▸ Exercise description
Filter the data for lines with the word "финансирования", then copy every line so identified.

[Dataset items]

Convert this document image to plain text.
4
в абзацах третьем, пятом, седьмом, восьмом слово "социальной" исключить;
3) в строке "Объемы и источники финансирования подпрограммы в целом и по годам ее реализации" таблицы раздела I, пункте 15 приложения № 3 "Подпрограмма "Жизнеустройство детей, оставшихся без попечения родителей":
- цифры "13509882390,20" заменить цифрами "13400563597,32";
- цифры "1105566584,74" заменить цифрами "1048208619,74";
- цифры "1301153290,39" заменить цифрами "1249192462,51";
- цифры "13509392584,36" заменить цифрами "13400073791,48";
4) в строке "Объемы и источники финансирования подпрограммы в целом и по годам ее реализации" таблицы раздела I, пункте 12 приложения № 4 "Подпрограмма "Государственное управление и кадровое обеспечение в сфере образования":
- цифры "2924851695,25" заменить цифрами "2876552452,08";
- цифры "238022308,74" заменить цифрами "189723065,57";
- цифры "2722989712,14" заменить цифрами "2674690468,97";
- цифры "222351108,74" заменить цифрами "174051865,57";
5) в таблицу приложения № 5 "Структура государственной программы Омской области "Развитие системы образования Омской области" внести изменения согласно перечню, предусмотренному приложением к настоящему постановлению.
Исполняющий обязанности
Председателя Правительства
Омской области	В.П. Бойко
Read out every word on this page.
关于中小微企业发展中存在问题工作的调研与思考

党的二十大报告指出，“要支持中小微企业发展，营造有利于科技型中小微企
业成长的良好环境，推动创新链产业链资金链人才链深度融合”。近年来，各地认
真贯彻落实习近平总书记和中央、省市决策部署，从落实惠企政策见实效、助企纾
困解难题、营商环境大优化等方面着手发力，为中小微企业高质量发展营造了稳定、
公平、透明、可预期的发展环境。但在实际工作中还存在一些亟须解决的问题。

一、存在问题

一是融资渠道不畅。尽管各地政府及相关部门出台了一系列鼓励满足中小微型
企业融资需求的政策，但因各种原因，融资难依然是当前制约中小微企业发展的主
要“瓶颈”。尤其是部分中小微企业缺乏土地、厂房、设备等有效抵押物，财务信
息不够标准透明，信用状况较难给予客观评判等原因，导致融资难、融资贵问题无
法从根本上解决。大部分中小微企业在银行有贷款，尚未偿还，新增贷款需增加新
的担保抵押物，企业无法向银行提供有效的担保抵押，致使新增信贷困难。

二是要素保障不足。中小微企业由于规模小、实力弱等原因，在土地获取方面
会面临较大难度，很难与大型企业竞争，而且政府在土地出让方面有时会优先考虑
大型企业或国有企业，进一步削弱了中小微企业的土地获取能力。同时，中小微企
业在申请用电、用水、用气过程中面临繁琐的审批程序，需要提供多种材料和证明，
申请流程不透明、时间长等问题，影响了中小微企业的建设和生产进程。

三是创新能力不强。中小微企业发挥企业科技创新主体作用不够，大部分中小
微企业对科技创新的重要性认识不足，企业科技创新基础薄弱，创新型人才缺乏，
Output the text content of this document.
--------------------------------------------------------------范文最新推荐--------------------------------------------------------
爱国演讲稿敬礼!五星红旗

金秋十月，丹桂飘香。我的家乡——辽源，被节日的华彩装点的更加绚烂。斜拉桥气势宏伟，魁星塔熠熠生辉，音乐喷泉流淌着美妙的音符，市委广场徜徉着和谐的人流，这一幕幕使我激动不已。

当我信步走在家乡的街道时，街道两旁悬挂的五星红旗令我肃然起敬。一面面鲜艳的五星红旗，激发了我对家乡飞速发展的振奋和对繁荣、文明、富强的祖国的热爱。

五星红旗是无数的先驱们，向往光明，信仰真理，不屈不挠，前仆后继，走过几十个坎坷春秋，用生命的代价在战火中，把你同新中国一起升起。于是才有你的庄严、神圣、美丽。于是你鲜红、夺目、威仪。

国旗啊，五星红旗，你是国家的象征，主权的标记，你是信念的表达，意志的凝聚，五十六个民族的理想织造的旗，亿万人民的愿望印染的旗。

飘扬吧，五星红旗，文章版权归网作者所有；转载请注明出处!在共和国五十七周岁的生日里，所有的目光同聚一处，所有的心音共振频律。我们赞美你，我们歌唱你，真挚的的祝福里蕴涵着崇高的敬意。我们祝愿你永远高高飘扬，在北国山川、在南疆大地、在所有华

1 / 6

▸ The completed task
3) в строке "Объемы и источники финансирования подпрограммы в целом и по годам ее реализации" таблицы раздела I, пункте 15 приложения № 3 "Подпрограмма "Жизнеустройство детей, оставшихся без попечения родителей":
4) в строке "Объемы и источники финансирования подпрограммы в целом и по годам ее реализации" таблицы раздела I, пункте 12 приложения № 4 "Подпрограмма "Государственное управление и кадровое обеспечение в сфере образования":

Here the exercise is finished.